* _Your goal_
Look through the data below and count each line where the word "අමතක" appears. Reply with the count alone.

* _Recorded information_
────────────────────────────────────────

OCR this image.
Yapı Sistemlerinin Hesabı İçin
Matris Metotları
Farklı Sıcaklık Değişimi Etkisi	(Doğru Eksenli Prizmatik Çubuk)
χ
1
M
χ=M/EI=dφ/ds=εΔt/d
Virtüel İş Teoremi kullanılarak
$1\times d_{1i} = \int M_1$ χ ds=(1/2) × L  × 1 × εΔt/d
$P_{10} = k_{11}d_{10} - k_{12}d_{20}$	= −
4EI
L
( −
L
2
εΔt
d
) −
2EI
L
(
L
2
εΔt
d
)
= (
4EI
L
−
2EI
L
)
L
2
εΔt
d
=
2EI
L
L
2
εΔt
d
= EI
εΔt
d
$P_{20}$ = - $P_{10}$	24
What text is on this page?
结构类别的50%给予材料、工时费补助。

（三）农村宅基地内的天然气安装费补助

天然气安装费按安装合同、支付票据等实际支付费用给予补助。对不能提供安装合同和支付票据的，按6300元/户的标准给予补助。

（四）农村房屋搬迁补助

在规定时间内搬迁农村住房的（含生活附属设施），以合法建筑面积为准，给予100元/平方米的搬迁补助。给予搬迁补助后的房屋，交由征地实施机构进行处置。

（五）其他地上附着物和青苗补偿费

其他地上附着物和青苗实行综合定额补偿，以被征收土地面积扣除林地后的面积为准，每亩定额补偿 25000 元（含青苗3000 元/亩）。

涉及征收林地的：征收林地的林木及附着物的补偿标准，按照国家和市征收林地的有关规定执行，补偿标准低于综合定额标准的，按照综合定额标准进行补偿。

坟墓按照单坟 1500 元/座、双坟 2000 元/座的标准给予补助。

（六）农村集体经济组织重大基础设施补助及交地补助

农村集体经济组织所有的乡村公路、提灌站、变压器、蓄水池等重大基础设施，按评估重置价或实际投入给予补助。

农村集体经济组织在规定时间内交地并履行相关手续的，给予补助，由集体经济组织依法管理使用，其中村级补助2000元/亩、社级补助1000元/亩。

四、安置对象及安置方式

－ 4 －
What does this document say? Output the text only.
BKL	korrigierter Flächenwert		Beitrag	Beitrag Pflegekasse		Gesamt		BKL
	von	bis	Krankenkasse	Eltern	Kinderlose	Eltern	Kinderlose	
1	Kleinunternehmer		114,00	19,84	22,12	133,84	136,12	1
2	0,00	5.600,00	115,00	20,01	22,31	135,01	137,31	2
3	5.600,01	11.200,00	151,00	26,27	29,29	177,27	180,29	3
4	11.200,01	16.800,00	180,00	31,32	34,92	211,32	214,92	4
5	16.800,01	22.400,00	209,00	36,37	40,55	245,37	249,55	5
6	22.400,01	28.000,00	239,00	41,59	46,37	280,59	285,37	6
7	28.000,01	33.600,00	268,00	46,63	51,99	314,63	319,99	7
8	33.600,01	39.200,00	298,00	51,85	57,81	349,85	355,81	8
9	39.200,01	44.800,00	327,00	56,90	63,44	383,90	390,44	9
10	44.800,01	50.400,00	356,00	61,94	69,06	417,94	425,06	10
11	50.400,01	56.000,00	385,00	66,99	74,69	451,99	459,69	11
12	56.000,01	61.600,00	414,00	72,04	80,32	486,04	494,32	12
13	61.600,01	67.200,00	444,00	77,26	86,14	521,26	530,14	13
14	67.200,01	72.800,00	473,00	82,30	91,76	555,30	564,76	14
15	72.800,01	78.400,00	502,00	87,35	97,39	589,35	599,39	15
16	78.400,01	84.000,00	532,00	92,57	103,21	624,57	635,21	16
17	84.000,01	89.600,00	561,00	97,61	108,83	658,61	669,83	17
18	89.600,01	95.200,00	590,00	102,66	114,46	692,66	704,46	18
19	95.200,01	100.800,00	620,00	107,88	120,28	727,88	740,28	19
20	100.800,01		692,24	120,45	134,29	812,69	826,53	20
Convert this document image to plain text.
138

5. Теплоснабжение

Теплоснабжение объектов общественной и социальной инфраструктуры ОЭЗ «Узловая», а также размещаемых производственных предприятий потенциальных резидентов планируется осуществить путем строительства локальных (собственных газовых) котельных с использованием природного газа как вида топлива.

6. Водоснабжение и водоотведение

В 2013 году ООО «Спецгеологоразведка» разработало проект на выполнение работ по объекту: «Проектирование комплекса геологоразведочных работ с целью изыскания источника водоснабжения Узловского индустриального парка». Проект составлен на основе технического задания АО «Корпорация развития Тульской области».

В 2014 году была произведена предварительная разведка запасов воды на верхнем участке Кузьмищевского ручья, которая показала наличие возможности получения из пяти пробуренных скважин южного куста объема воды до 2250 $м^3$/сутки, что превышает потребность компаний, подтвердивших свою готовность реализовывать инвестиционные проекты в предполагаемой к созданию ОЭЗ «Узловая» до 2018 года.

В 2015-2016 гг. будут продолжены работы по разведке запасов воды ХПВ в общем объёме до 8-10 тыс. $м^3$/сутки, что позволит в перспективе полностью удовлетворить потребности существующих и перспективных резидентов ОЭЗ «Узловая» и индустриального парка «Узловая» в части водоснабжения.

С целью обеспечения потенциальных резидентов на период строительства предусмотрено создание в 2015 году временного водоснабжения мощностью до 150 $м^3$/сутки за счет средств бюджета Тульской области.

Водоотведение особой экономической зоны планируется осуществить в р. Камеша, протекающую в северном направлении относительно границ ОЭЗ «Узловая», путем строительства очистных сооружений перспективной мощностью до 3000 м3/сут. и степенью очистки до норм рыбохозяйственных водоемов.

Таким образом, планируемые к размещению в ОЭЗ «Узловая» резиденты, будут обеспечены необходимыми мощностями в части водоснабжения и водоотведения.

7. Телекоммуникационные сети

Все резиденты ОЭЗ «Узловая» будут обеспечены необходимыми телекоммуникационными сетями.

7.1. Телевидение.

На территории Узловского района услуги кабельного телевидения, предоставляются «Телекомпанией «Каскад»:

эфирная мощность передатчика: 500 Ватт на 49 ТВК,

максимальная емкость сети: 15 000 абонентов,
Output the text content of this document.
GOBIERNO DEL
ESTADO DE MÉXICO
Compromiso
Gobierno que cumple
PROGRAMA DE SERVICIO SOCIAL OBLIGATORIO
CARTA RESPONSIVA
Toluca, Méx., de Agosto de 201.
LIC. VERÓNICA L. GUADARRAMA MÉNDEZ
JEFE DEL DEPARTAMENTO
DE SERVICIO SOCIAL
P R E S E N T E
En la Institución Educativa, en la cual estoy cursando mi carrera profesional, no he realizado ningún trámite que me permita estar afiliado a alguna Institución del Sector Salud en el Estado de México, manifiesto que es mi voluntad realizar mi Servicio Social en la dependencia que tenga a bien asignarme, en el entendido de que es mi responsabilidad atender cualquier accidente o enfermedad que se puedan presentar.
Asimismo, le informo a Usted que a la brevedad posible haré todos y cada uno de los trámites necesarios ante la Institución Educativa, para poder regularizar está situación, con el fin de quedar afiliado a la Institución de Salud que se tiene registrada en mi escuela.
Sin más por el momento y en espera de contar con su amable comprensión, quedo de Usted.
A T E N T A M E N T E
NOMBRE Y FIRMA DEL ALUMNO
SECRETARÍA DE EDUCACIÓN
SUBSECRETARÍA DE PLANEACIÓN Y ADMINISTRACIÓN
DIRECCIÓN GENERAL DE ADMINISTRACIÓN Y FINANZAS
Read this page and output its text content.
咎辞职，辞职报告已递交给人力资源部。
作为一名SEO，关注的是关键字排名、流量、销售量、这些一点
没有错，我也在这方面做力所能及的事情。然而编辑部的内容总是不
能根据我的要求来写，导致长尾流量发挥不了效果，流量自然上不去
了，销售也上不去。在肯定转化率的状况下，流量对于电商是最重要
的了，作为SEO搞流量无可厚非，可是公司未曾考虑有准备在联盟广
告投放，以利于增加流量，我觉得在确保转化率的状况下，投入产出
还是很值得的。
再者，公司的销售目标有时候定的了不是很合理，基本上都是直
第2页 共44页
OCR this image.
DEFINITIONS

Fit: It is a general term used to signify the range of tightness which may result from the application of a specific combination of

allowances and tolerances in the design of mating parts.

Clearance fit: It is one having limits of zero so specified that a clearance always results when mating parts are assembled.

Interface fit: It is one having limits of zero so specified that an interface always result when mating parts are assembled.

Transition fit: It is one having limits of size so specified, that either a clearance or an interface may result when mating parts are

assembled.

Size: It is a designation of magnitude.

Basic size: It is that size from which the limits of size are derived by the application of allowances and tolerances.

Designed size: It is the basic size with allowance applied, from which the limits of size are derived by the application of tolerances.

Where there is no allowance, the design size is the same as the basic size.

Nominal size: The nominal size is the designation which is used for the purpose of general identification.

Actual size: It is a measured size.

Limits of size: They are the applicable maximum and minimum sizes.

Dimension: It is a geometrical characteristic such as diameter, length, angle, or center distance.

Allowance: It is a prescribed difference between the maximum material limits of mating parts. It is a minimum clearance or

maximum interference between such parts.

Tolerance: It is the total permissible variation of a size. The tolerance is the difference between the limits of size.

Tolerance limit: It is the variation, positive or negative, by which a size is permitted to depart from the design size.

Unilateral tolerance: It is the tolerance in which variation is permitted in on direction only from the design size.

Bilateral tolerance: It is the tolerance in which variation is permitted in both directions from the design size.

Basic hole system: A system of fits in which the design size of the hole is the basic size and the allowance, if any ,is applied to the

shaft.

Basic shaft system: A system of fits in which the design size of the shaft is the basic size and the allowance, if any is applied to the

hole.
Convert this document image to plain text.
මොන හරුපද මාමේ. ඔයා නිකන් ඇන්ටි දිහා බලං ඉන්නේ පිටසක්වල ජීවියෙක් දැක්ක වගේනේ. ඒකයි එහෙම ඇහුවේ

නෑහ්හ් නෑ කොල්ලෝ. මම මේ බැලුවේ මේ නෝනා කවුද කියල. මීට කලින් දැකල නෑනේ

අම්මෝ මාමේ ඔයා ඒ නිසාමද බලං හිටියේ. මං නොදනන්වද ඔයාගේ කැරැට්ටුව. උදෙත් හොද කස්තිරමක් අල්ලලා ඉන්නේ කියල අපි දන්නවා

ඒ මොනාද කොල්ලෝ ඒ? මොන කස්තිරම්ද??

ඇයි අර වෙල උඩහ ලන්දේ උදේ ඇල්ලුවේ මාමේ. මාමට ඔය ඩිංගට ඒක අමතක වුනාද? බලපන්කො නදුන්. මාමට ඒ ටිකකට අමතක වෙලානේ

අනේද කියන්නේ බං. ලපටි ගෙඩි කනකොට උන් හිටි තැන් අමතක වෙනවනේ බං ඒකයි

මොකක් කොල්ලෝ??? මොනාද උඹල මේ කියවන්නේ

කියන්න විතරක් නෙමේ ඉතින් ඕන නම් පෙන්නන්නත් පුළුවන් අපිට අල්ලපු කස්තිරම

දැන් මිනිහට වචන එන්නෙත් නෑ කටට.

────────────────────────────────────────

* _The solution_
2